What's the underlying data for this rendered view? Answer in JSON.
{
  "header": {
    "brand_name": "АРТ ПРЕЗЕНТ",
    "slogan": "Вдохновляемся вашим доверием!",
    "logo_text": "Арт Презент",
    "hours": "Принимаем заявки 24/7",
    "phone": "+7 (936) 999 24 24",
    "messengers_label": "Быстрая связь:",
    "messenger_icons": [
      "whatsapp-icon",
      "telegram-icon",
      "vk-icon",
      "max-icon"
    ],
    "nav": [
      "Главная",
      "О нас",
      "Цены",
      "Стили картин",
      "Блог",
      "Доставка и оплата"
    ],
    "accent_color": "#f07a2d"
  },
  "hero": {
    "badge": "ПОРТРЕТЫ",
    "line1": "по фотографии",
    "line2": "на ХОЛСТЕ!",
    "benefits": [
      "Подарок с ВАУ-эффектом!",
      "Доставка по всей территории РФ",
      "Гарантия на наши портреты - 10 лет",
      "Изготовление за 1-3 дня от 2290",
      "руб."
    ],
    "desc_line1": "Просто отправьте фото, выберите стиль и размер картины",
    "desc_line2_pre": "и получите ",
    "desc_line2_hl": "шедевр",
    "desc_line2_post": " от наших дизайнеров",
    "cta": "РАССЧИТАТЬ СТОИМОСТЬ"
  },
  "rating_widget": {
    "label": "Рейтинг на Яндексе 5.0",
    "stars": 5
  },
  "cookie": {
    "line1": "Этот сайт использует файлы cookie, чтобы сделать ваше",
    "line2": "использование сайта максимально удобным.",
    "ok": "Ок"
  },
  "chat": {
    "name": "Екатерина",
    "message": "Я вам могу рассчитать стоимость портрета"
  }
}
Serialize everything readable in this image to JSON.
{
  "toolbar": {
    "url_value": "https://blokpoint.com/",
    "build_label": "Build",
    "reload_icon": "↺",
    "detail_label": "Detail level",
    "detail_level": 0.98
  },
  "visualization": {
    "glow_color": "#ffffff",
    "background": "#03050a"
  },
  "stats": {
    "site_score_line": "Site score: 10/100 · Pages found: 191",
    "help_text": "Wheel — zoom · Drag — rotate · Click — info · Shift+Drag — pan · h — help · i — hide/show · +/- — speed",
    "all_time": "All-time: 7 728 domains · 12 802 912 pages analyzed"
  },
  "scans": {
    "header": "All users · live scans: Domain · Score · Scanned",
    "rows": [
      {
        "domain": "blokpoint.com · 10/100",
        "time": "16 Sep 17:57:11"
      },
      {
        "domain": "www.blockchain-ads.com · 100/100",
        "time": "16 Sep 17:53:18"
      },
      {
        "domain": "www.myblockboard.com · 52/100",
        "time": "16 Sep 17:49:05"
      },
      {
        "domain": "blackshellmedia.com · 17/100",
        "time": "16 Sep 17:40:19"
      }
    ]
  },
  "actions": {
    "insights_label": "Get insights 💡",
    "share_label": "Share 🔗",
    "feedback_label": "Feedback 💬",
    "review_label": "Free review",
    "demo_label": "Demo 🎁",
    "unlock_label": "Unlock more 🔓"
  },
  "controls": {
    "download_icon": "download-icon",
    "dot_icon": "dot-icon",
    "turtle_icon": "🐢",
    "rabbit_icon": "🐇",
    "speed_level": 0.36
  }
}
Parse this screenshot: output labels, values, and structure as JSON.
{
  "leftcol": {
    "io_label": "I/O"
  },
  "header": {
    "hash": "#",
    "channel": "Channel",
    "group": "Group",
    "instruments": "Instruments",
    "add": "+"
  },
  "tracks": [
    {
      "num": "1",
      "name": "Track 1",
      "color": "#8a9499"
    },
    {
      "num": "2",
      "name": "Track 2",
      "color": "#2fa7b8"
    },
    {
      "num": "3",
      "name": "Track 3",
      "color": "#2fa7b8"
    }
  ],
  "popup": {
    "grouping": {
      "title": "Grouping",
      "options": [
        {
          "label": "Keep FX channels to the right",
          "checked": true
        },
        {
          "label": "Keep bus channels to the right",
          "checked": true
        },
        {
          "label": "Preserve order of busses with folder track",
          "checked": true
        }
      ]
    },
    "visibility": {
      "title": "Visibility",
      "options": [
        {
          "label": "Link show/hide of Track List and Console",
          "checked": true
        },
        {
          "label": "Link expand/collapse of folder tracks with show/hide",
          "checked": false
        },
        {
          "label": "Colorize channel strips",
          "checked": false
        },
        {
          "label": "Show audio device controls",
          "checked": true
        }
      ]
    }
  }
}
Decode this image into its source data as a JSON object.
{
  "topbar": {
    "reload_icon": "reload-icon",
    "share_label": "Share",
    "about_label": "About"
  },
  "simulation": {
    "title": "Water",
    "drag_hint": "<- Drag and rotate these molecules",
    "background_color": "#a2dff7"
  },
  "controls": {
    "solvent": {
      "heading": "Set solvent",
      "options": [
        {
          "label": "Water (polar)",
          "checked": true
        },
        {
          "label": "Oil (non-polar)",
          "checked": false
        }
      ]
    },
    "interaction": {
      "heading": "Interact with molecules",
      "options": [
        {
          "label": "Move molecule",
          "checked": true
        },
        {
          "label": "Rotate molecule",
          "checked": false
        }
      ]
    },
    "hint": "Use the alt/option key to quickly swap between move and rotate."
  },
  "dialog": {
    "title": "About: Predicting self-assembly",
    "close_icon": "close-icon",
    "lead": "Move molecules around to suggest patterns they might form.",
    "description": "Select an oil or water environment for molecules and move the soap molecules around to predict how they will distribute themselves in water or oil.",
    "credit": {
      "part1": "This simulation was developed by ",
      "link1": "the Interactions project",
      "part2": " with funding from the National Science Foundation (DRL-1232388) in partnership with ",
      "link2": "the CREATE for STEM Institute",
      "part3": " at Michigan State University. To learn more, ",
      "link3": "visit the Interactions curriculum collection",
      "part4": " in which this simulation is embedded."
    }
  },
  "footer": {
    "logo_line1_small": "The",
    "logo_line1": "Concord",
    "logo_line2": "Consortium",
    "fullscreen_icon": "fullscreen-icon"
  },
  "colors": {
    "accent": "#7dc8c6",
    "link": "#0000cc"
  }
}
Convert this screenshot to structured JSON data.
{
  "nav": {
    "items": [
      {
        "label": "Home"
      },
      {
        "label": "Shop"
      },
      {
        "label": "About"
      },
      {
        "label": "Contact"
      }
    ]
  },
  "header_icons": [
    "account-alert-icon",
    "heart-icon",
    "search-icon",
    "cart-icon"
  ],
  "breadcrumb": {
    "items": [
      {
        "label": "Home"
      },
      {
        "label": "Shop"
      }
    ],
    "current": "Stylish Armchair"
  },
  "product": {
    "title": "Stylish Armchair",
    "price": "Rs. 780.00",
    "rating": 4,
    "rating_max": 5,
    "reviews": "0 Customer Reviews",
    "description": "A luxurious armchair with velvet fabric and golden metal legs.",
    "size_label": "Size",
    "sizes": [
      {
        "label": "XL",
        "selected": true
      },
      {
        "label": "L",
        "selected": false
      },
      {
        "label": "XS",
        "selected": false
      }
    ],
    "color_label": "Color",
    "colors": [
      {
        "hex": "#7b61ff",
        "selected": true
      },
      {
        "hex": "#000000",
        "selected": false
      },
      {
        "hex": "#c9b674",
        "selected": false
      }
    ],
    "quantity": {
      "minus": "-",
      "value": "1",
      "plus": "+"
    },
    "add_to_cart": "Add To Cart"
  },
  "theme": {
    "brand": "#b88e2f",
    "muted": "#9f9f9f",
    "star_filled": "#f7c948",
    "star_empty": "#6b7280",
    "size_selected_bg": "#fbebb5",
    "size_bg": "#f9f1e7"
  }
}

Directive: Transcribe the material exactly as it reads.

Problem solution:
What's the underlying data for this rendered view? Answer in JSON.
{
  "header": {
    "brand_name": "АРТ ПРЕЗЕНТ",
    "slogan": "Вдохновляемся вашим доверием!",
    "logo_text": "Арт Презент",
    "hours": "Принимаем заявки 24/7",
    "phone": "+7 (936) 999 24 24",
    "messengers_label": "Быстрая связь:",
    "messenger_icons": [
      "whatsapp-icon",
      "telegram-icon",
      "vk-icon",
      "max-icon"
    ],
    "nav": [
      "Главная",
      "О нас",
      "Цены",
      "Стили картин",
      "Блог",
      "Доставка и оплата"
    ],
    "accent_color": "#f07a2d"
  },
  "hero": {
    "badge": "ПОРТРЕТЫ",
    "line1": "по фотографии",
    "line2": "на ХОЛСТЕ!",
    "benefits": [
      "Подарок с ВАУ-эффектом!",
      "Доставка по всей территории РФ",
      "Гарантия на наши портреты - 10 лет",
      "Изготовление за 1-3 дня от 2290",
      "руб."
    ],
    "desc_line1": "Просто отправьте фото, выберите стиль и размер картины",
    "desc_line2_pre": "и получите ",
    "desc_line2_hl": "шедевр",
    "desc_line2_post": " от наших дизайнеров",
    "cta": "РАССЧИТАТЬ СТОИМОСТЬ"
  },
  "rating_widget": {
    "label": "Рейтинг на Яндексе 5.0",
    "stars": 5
  },
  "cookie": {
    "line1": "Этот сайт использует файлы cookie, чтобы сделать ваше",
    "line2": "использование сайта максимально удобным.",
    "ok": "Ок"
  },
  "chat": {
    "name": "Екатерина",
    "message": "Я вам могу рассчитать стоимость портрета"
  }
}
Serialize everything readable in this image to JSON.
{
  "toolbar": {
    "url_value": "https://blokpoint.com/",
    "build_label": "Build",
    "reload_icon": "↺",
    "detail_label": "Detail level",
    "detail_level": 0.98
  },
  "visualization": {
    "glow_color": "#ffffff",
    "background": "#03050a"
  },
  "stats": {
    "site_score_line": "Site score: 10/100 · Pages found: 191",
    "help_text": "Wheel — zoom · Drag — rotate · Click — info · Shift+Drag — pan · h — help · i — hide/show · +/- — speed",
    "all_time": "All-time: 7 728 domains · 12 802 912 pages analyzed"
  },
  "scans": {
    "header": "All users · live scans: Domain · Score · Scanned",
    "rows": [
      {
        "domain": "blokpoint.com · 10/100",
        "time": "16 Sep 17:57:11"
      },
      {
        "domain": "www.blockchain-ads.com · 100/100",
        "time": "16 Sep 17:53:18"
      },
      {
        "domain": "www.myblockboard.com · 52/100",
        "time": "16 Sep 17:49:05"
      },
      {
        "domain": "blackshellmedia.com · 17/100",
        "time": "16 Sep 17:40:19"
      }
    ]
  },
  "actions": {
    "insights_label": "Get insights 💡",
    "share_label": "Share 🔗",
    "feedback_label": "Feedback 💬",
    "review_label": "Free review",
    "demo_label": "Demo 🎁",
    "unlock_label": "Unlock more 🔓"
  },
  "controls": {
    "download_icon": "download-icon",
    "dot_icon": "dot-icon",
    "turtle_icon": "🐢",
    "rabbit_icon": "🐇",
    "speed_level": 0.36
  }
}
Parse this screenshot: output labels, values, and structure as JSON.
{
  "leftcol": {
    "io_label": "I/O"
  },
  "header": {
    "hash": "#",
    "channel": "Channel",
    "group": "Group",
    "instruments": "Instruments",
    "add": "+"
  },
  "tracks": [
    {
      "num": "1",
      "name": "Track 1",
      "color": "#8a9499"
    },
    {
      "num": "2",
      "name": "Track 2",
      "color": "#2fa7b8"
    },
    {
      "num": "3",
      "name": "Track 3",
      "color": "#2fa7b8"
    }
  ],
  "popup": {
    "grouping": {
      "title": "Grouping",
      "options": [
        {
          "label": "Keep FX channels to the right",
          "checked": true
        },
        {
          "label": "Keep bus channels to the right",
          "checked": true
        },
        {
          "label": "Preserve order of busses with folder track",
          "checked": true
        }
      ]
    },
    "visibility": {
      "title": "Visibility",
      "options": [
        {
          "label": "Link show/hide of Track List and Console",
          "checked": true
        },
        {
          "label": "Link expand/collapse of folder tracks with show/hide",
          "checked": false
        },
        {
          "label": "Colorize channel strips",
          "checked": false
        },
        {
          "label": "Show audio device controls",
          "checked": true
        }
      ]
    }
  }
}
Decode this image into its source data as a JSON object.
{
  "topbar": {
    "reload_icon": "reload-icon",
    "share_label": "Share",
    "about_label": "About"
  },
  "simulation": {
    "title": "Water",
    "drag_hint": "<- Drag and rotate these molecules",
    "background_color": "#a2dff7"
  },
  "controls": {
    "solvent": {
      "heading": "Set solvent",
      "options": [
        {
          "label": "Water (polar)",
          "checked": true
        },
        {
          "label": "Oil (non-polar)",
          "checked": false
        }
      ]
    },
    "interaction": {
      "heading": "Interact with molecules",
      "options": [
        {
          "label": "Move molecule",
          "checked": true
        },
        {
          "label": "Rotate molecule",
          "checked": false
        }
      ]
    },
    "hint": "Use the alt/option key to quickly swap between move and rotate."
  },
  "dialog": {
    "title": "About: Predicting self-assembly",
    "close_icon": "close-icon",
    "lead": "Move molecules around to suggest patterns they might form.",
    "description": "Select an oil or water environment for molecules and move the soap molecules around to predict how they will distribute themselves in water or oil.",
    "credit": {
      "part1": "This simulation was developed by ",
      "link1": "the Interactions project",
      "part2": " with funding from the National Science Foundation (DRL-1232388) in partnership with ",
      "link2": "the CREATE for STEM Institute",
      "part3": " at Michigan State University. To learn more, ",
      "link3": "visit the Interactions curriculum collection",
      "part4": " in which this simulation is embedded."
    }
  },
  "footer": {
    "logo_line1_small": "The",
    "logo_line1": "Concord",
    "logo_line2": "Consortium",
    "fullscreen_icon": "fullscreen-icon"
  },
  "colors": {
    "accent": "#7dc8c6",
    "link": "#0000cc"
  }
}
Convert this screenshot to structured JSON data.
{
  "nav": {
    "items": [
      {
        "label": "Home"
      },
      {
        "label": "Shop"
      },
      {
        "label": "About"
      },
      {
        "label": "Contact"
      }
    ]
  },
  "header_icons": [
    "account-alert-icon",
    "heart-icon",
    "search-icon",
    "cart-icon"
  ],
  "breadcrumb": {
    "items": [
      {
        "label": "Home"
      },
      {
        "label": "Shop"
      }
    ],
    "current": "Stylish Armchair"
  },
  "product": {
    "title": "Stylish Armchair",
    "price": "Rs. 780.00",
    "rating": 4,
    "rating_max": 5,
    "reviews": "0 Customer Reviews",
    "description": "A luxurious armchair with velvet fabric and golden metal legs.",
    "size_label": "Size",
    "sizes": [
      {
        "label": "XL",
        "selected": true
      },
      {
        "label": "L",
        "selected": false
      },
      {
        "label": "XS",
        "selected": false
      }
    ],
    "color_label": "Color",
    "colors": [
      {
        "hex": "#7b61ff",
        "selected": true
      },
      {
        "hex": "#000000",
        "selected": false
      },
      {
        "hex": "#c9b674",
        "selected": false
      }
    ],
    "quantity": {
      "minus": "-",
      "value": "1",
      "plus": "+"
    },
    "add_to_cart": "Add To Cart"
  },
  "theme": {
    "brand": "#b88e2f",
    "muted": "#9f9f9f",
    "star_filled": "#f7c948",
    "star_empty": "#6b7280",
    "size_selected_bg": "#fbebb5",
    "size_bg": "#f9f1e7"
  }
}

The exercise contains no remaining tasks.